** Start Provided records **

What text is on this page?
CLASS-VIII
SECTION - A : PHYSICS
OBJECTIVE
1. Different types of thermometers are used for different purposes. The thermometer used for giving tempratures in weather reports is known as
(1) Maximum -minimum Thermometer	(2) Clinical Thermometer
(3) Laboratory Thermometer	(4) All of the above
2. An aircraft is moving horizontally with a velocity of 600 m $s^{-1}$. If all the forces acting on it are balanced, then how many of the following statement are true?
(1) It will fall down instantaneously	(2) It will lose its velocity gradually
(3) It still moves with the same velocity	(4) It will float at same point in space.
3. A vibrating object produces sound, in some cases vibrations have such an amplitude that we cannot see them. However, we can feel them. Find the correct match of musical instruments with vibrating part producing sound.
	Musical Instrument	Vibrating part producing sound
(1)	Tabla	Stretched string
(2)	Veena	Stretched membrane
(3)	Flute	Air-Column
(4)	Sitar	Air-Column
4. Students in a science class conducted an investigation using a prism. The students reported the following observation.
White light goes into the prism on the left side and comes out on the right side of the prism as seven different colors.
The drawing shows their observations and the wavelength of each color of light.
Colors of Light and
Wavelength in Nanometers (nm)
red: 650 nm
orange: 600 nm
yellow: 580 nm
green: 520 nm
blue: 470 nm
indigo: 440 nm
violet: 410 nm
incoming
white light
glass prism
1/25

** End Provided records **
** Start Provided records **

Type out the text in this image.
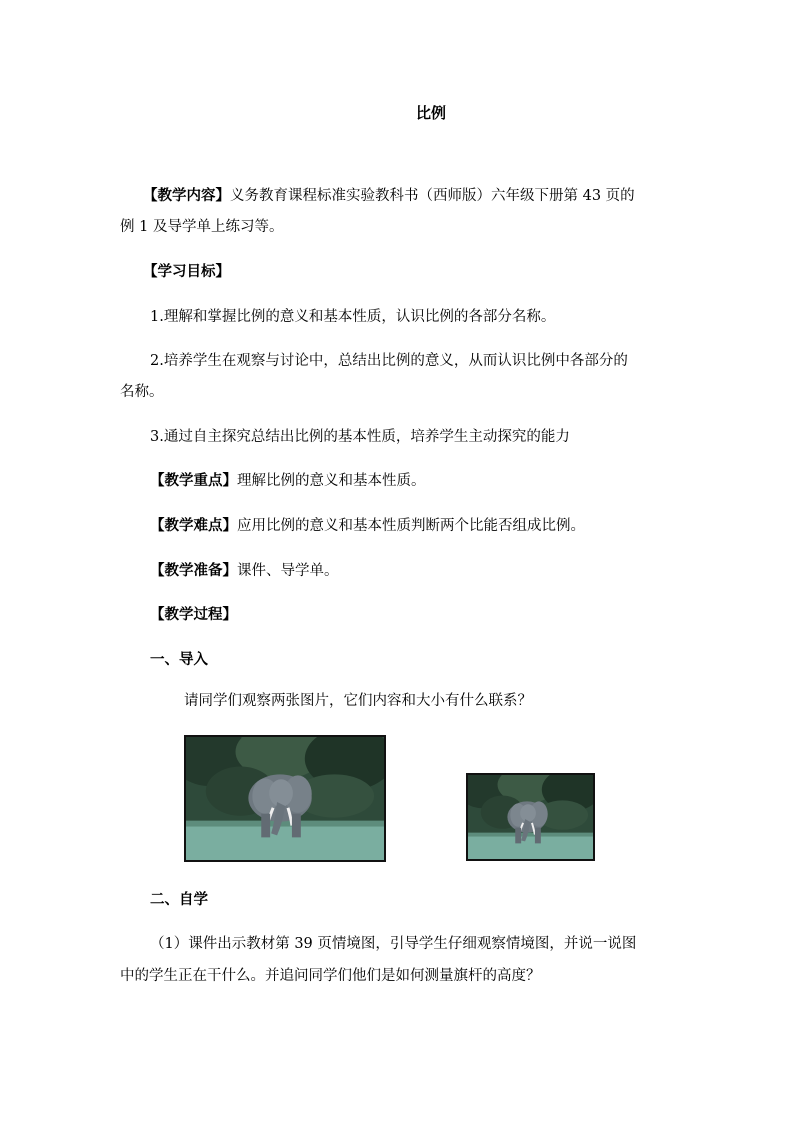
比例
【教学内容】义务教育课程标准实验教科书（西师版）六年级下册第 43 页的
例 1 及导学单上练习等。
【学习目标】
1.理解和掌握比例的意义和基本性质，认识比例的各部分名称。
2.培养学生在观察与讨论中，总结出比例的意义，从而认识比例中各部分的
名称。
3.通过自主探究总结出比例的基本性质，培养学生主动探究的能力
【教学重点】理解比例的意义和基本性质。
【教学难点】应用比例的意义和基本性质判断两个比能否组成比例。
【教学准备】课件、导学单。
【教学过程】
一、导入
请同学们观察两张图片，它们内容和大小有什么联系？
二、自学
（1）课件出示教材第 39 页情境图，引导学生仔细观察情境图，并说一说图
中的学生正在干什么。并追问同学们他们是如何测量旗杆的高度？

** End Provided records **
** Start Provided records **

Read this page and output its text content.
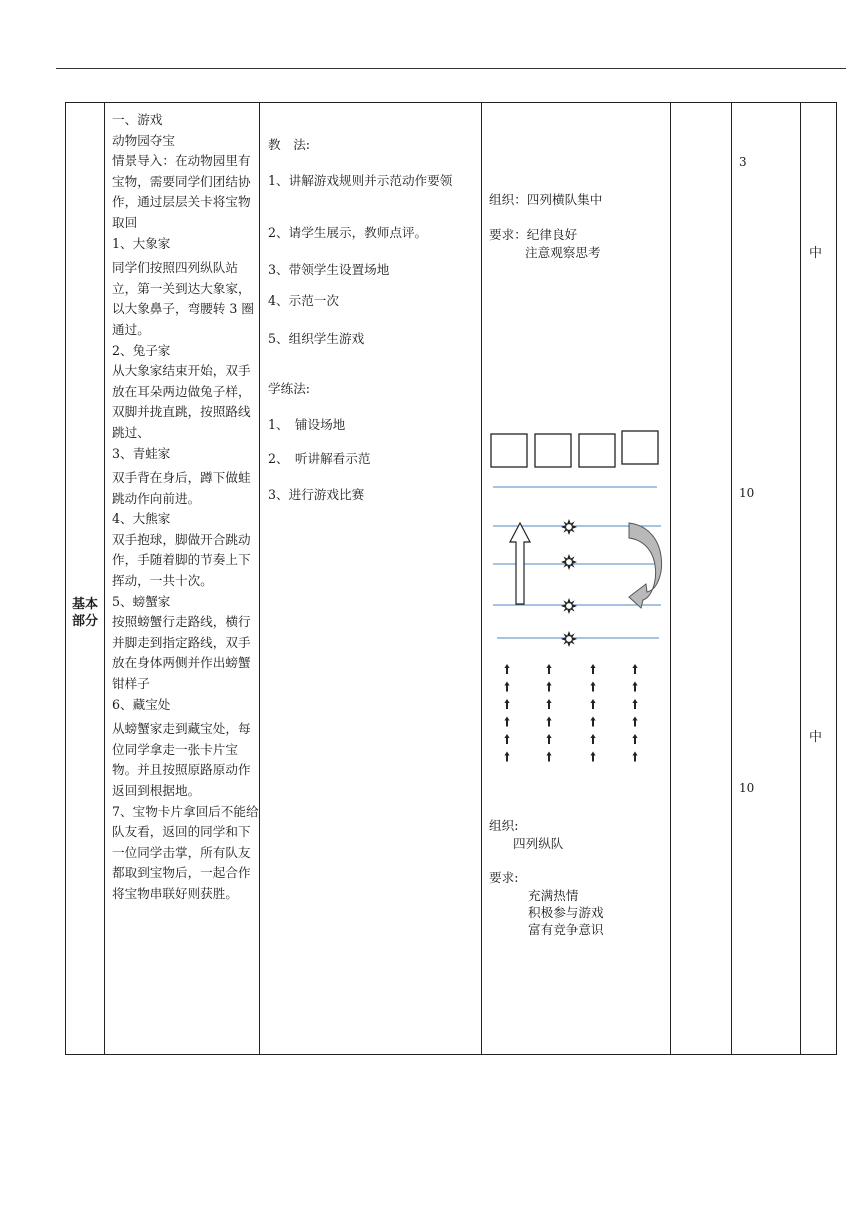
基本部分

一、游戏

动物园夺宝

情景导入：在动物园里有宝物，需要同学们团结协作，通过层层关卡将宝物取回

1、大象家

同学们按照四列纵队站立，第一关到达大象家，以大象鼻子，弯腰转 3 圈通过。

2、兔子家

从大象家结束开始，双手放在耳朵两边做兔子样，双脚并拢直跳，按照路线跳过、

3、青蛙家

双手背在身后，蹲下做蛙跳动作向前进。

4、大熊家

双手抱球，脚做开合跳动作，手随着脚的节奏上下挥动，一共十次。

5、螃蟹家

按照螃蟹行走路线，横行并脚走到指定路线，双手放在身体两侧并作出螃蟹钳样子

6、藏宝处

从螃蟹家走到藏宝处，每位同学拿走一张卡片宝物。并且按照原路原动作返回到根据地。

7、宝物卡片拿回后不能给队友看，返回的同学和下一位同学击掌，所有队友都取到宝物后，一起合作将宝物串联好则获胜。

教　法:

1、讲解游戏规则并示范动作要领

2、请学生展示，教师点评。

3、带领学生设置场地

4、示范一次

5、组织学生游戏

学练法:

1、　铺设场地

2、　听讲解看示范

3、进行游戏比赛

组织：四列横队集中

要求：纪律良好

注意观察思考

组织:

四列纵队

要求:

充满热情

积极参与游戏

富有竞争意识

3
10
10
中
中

** End Provided records **

Your objective:
From the listing, copy each line containing the word "page".

Output below:
What text is on this page?
Read this page and output its text content.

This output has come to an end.